Information given

+++

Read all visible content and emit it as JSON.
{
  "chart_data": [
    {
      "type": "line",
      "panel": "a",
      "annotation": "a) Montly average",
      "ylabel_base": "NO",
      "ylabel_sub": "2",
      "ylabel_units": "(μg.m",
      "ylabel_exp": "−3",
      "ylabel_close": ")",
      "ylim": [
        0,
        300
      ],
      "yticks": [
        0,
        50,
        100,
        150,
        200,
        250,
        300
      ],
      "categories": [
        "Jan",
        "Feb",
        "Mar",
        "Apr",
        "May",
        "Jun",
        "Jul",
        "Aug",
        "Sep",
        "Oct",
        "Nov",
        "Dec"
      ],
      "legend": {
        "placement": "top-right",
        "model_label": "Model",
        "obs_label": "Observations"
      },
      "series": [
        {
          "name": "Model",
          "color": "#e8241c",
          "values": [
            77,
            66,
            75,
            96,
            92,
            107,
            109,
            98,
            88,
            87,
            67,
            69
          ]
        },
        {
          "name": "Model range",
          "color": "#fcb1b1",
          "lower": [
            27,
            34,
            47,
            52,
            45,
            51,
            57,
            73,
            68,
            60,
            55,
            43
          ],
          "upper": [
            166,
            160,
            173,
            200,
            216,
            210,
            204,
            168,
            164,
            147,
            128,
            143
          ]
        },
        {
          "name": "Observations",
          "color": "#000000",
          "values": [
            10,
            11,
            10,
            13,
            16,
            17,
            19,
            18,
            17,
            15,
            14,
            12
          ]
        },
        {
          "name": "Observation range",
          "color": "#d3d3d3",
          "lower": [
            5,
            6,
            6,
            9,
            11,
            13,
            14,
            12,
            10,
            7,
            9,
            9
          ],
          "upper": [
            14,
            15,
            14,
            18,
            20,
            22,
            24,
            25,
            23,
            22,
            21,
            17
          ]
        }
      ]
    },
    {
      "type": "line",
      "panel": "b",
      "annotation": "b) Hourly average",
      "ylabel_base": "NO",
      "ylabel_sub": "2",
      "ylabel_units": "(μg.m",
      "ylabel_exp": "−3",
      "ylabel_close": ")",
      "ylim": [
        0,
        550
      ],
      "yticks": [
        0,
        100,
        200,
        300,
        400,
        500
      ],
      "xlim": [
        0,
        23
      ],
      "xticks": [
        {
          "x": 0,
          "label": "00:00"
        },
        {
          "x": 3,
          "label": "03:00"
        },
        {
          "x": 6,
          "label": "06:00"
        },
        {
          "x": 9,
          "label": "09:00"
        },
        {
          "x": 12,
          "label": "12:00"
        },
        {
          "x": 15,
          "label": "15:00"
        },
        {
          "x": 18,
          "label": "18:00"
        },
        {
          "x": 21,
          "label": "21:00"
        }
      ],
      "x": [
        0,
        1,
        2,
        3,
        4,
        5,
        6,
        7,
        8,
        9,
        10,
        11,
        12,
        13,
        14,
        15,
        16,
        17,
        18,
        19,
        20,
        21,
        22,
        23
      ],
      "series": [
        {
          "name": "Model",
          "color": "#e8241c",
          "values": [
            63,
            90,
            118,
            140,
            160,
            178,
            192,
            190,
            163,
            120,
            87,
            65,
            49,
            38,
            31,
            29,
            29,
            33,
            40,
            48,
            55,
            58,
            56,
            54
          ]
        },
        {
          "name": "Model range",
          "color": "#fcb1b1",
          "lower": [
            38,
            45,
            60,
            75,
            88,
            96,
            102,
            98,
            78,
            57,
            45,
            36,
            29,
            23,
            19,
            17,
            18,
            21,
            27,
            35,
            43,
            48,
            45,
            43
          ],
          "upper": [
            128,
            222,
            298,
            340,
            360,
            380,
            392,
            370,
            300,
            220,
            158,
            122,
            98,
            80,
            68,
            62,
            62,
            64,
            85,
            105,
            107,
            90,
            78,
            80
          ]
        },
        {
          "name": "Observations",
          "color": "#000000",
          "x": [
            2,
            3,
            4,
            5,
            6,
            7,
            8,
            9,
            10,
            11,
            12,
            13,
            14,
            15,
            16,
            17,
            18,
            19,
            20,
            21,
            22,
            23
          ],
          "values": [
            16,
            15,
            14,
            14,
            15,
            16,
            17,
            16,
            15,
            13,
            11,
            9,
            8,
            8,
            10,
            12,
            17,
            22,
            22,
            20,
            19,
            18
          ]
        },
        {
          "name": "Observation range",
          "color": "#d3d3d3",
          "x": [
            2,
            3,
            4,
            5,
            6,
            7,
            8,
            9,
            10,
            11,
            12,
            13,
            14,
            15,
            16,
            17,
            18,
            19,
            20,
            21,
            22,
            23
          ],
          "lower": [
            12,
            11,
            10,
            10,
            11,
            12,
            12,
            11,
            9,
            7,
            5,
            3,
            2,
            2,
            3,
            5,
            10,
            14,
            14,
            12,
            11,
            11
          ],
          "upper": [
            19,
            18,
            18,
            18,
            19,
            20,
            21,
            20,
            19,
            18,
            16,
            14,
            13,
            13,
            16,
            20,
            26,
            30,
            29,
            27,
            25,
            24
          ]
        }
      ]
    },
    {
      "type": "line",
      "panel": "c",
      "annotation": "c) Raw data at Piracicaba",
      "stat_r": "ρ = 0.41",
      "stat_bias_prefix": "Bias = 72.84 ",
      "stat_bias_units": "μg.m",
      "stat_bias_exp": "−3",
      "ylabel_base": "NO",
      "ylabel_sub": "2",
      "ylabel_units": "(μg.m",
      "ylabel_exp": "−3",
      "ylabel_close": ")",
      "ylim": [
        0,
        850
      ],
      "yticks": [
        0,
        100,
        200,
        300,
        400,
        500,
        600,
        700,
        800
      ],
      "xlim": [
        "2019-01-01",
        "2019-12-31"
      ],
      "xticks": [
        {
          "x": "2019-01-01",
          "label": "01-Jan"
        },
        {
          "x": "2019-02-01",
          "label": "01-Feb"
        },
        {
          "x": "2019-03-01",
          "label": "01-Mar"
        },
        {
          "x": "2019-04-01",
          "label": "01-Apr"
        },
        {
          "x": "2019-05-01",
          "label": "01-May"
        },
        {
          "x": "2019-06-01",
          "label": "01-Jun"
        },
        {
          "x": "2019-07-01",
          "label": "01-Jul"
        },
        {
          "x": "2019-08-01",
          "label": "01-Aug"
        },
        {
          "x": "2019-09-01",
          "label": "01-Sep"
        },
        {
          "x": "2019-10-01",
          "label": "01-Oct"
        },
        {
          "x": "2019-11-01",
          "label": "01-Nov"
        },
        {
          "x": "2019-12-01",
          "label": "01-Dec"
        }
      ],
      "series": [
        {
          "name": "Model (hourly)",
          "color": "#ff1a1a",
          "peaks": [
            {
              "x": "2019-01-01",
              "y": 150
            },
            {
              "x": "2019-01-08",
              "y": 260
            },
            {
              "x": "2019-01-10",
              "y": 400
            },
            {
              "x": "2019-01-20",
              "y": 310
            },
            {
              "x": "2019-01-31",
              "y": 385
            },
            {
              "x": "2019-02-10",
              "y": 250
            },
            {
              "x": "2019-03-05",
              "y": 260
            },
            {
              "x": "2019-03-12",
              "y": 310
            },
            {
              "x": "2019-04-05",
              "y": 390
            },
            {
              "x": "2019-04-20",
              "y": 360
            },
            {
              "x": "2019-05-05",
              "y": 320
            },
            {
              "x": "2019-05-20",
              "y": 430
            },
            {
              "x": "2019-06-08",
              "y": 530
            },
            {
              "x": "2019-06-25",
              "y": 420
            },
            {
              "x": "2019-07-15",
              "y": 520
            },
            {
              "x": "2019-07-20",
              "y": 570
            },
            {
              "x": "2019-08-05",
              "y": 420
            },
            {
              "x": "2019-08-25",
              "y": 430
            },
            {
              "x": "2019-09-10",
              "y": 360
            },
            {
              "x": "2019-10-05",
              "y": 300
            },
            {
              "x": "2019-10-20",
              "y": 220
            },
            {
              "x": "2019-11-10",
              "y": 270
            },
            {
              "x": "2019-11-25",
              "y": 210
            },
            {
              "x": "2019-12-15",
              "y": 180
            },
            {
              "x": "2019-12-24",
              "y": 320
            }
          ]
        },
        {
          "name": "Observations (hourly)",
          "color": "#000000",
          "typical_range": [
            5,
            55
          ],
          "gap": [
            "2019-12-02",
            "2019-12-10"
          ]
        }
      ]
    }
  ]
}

+++

To be done
Select and copy every line of the listing with the word "average".

Final result
      "annotation": "a) Montly average",
      "annotation": "b) Hourly average",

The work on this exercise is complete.